Exercise description: Below are some records. Pull every line that contains the word "subtitle".

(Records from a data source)

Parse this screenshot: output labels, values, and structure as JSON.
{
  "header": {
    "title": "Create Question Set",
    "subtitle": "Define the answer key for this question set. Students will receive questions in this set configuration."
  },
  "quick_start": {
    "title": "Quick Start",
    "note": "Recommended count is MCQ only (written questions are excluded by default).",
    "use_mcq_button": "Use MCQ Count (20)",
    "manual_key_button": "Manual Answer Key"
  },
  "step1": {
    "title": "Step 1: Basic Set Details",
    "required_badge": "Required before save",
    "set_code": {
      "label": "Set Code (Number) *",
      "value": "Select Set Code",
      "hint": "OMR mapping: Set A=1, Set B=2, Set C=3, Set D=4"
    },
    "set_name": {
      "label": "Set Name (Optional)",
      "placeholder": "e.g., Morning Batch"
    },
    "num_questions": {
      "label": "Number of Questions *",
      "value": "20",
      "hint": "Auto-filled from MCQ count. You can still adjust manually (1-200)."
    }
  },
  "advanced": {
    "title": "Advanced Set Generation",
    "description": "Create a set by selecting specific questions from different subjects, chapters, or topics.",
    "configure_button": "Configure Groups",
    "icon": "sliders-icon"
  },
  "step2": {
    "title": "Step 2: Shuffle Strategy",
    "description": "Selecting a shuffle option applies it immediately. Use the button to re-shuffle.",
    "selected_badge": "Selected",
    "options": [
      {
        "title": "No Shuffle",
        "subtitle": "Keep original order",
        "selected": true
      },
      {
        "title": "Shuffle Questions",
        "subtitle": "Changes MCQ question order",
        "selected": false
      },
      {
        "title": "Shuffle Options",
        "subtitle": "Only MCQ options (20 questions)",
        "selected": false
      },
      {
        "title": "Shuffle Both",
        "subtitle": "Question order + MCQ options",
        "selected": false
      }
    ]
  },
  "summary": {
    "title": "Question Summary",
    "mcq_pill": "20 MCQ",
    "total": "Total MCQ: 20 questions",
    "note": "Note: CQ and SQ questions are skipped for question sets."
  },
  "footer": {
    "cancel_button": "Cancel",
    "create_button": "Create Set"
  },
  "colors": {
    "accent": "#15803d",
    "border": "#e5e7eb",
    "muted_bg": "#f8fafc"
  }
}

Task answer:
    "subtitle": "Define the answer key for this question set. Students will receive questions in this set configuration."
        "subtitle": "Keep original order",
        "subtitle": "Changes MCQ question order",
        "subtitle": "Only MCQ options (20 questions)",
        "subtitle": "Question order + MCQ options",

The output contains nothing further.